Data entries:
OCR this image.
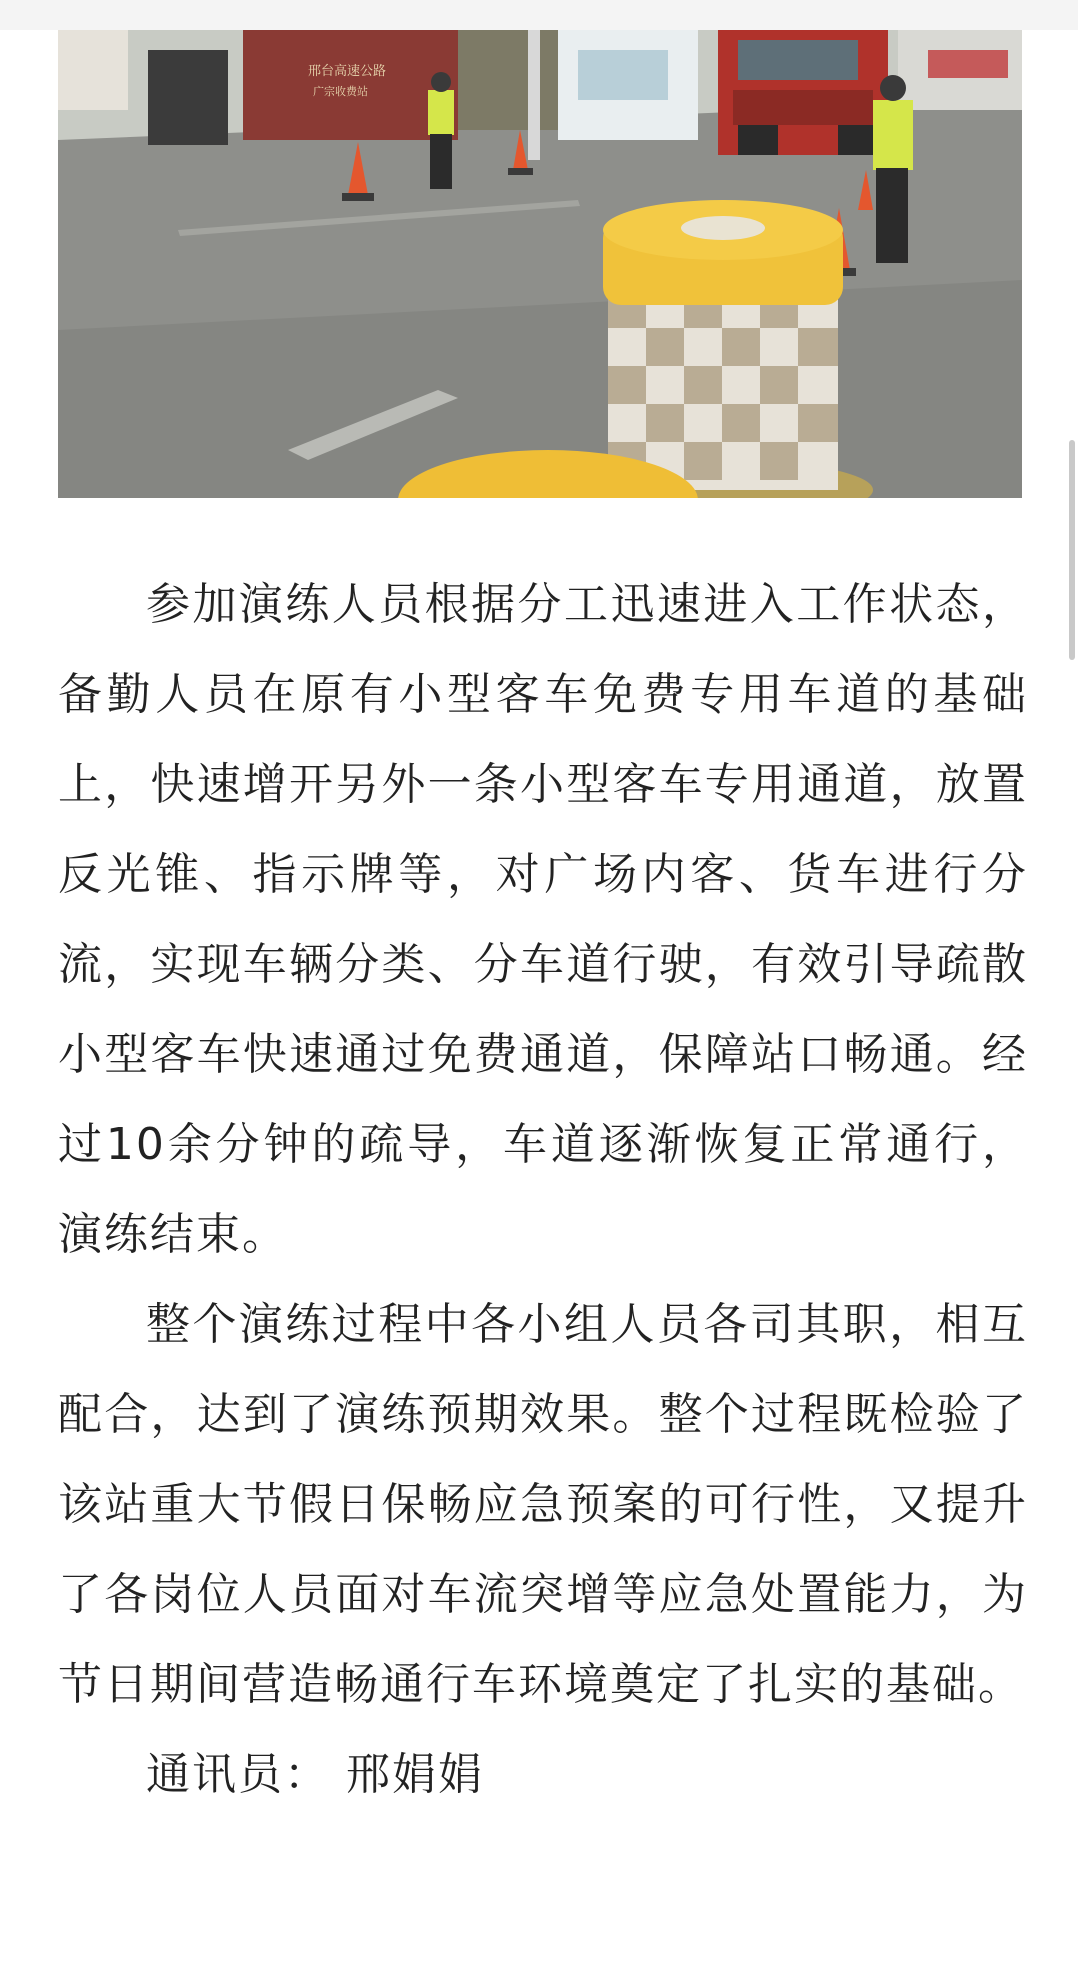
邢台高速公路
广宗收费站

参加演练人员根据分工迅速进入工作状态，备勤人员在原有小型客车免费专用车道的基础上，快速增开另外一条小型客车专用通道，放置反光锥、指示牌等，对广场内客、货车进行分流，实现车辆分类、分车道行驶，有效引导疏散小型客车快速通过免费通道，保障站口畅通。经过10余分钟的疏导，车道逐渐恢复正常通行，演练结束。

整个演练过程中各小组人员各司其职，相互配合，达到了演练预期效果。整个过程既检验了该站重大节假日保畅应急预案的可行性，又提升了各岗位人员面对车流突增等应急处置能力，为节日期间营造畅通行车环境奠定了扎实的基础。

通讯员： 邢娟娟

[What the task asks] Transcribe the records above verbatim. Do not carry over any picture.

[Output of the exercise]
OCR this image.
邢台高速公路
广宗收费站

参加演练人员根据分工迅速进入工作状态，备勤人员在原有小型客车免费专用车道的基础上，快速增开另外一条小型客车专用通道，放置反光锥、指示牌等，对广场内客、货车进行分流，实现车辆分类、分车道行驶，有效引导疏散小型客车快速通过免费通道，保障站口畅通。经过10余分钟的疏导，车道逐渐恢复正常通行，演练结束。

整个演练过程中各小组人员各司其职，相互配合，达到了演练预期效果。整个过程既检验了该站重大节假日保畅应急预案的可行性，又提升了各岗位人员面对车流突增等应急处置能力，为节日期间营造畅通行车环境奠定了扎实的基础。

通讯员： 邢娟娟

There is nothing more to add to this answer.